== DATA ROWS

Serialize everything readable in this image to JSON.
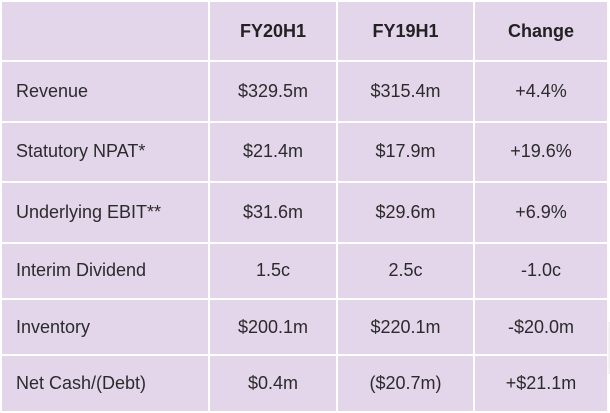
{
  "table": {
    "headers": [
      "",
      "FY20H1",
      "FY19H1",
      "Change"
    ],
    "rows": [
      {
        "label": "Revenue",
        "fy20h1": "$329.5m",
        "fy19h1": "$315.4m",
        "change": "+4.4%"
      },
      {
        "label": "Statutory NPAT*",
        "fy20h1": "$21.4m",
        "fy19h1": "$17.9m",
        "change": "+19.6%"
      },
      {
        "label": "Underlying EBIT**",
        "fy20h1": "$31.6m",
        "fy19h1": "$29.6m",
        "change": "+6.9%"
      },
      {
        "label": "Interim Dividend",
        "fy20h1": "1.5c",
        "fy19h1": "2.5c",
        "change": "-1.0c"
      },
      {
        "label": "Inventory",
        "fy20h1": "$200.1m",
        "fy19h1": "$220.1m",
        "change": "-$20.0m"
      },
      {
        "label": "Net Cash/(Debt)",
        "fy20h1": "$0.4m",
        "fy19h1": "($20.7m)",
        "change": "+$21.1m"
      }
    ]
  },
  "colors": {
    "cell_background": "#e3d5ea",
    "grid_lines": "#ffffff",
    "text": "#2b2b2b"
  }
}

====

Restate the full listing verbatim and drop every picture.

Serialize everything readable in this image to JSON.
{
  "table": {
    "headers": [
      "",
      "FY20H1",
      "FY19H1",
      "Change"
    ],
    "rows": [
      {
        "label": "Revenue",
        "fy20h1": "$329.5m",
        "fy19h1": "$315.4m",
        "change": "+4.4%"
      },
      {
        "label": "Statutory NPAT*",
        "fy20h1": "$21.4m",
        "fy19h1": "$17.9m",
        "change": "+19.6%"
      },
      {
        "label": "Underlying EBIT**",
        "fy20h1": "$31.6m",
        "fy19h1": "$29.6m",
        "change": "+6.9%"
      },
      {
        "label": "Interim Dividend",
        "fy20h1": "1.5c",
        "fy19h1": "2.5c",
        "change": "-1.0c"
      },
      {
        "label": "Inventory",
        "fy20h1": "$200.1m",
        "fy19h1": "$220.1m",
        "change": "-$20.0m"
      },
      {
        "label": "Net Cash/(Debt)",
        "fy20h1": "$0.4m",
        "fy19h1": "($20.7m)",
        "change": "+$21.1m"
      }
    ]
  },
  "colors": {
    "cell_background": "#e3d5ea",
    "grid_lines": "#ffffff",
    "text": "#2b2b2b"
  }
}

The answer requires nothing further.